***** 节选原文
题目描述

A linked list is given such that each node contains an additional random pointer which could point to any node in the list or null.

Return a deep copy of the list.

Example 1:

Input:
{"$id":"1","next":{"$id":"2","next":null,"random":{"$ref":"2"},"val":2},"random":{"$ref":"2"},"val":1}

Explanation:
Node 1's value is 1, both of its next and random pointer points to Node 2.
Node 2's value is 2, its next pointer points to null and its random pointer points to itself.

Note:

1. You must return the copy of the given head as a reference to the cloned list

题意：复制一个带有随机指针的单向链表。

算法1

(暴力枚举) $O(n^2)$

题解：其实这题还是比较难想的。解题步骤如下：（建议大家手画一个简图加深理解）

• 先在每个节点后面新建一个val值相同的节点。
• 对每个原来的节点执行:$p.next.random = p.random.next$。
• 再将两个相同的链表拆分开来。
**********
***** 数据摘录
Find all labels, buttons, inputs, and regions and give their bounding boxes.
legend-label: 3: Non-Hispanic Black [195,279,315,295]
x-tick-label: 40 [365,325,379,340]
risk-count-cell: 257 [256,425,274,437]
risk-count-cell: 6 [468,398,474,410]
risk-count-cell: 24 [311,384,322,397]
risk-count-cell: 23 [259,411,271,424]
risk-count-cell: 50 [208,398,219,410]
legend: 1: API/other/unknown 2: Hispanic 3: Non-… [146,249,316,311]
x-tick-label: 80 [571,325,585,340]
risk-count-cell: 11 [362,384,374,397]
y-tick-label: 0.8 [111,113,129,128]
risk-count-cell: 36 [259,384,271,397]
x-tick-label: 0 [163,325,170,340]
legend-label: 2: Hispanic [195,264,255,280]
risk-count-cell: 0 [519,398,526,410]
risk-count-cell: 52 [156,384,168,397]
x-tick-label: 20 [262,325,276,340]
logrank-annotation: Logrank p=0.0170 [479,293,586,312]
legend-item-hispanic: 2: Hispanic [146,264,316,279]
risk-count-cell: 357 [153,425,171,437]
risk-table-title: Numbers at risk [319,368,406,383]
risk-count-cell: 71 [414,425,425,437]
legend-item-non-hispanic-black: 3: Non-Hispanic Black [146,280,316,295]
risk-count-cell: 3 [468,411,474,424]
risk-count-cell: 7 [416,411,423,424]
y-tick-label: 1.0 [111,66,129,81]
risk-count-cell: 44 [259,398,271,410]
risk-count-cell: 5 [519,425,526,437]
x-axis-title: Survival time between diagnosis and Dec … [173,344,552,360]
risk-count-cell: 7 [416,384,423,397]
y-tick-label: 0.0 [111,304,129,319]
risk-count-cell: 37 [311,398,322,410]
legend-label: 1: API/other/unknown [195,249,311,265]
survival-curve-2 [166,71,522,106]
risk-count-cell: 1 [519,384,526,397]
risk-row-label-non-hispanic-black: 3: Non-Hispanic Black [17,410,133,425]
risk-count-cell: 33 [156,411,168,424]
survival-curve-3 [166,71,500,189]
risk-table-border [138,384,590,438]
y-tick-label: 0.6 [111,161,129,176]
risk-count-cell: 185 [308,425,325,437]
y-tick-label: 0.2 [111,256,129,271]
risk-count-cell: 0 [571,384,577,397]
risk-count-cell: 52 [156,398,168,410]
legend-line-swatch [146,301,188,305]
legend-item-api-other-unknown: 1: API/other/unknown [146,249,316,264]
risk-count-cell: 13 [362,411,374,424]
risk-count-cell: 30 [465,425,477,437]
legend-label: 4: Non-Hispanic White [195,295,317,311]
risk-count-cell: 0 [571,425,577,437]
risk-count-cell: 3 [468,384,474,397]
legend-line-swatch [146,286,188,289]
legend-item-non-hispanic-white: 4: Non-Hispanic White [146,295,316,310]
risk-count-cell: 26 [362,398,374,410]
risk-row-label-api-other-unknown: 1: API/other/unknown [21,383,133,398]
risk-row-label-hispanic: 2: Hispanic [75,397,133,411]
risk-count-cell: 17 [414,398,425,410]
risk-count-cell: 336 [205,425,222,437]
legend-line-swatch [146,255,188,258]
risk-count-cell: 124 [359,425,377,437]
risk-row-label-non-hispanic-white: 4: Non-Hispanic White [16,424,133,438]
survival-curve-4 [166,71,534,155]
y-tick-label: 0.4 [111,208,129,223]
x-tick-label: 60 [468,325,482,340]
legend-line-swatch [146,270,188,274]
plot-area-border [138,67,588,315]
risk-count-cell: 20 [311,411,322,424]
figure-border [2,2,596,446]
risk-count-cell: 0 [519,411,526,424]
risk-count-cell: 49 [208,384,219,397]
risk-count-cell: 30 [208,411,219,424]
**********
### 练习题:
1. 请把上面节选原文中从"Return a deep"到"points to itself."的这一段一字不差地重新写出来。
2. 根据上面节选原文给出的解题步骤，第一步要做什么？

### 参考答案:
1.
Return a deep copy of the list.

Example 1:

Input:
{"$id":"1","next":{"$id":"2","next":null,"random":{"$ref":"2"},"val":2},"random":{"$ref":"2"},"val":1}

Explanation:
Node 1's value is 1, both of its next and random pointer points to Node 2.
Node 2's value is 2, its next pointer points to null and its random pointer points to itself.

2. 先在每个节点后面新建一个val值相同的节点。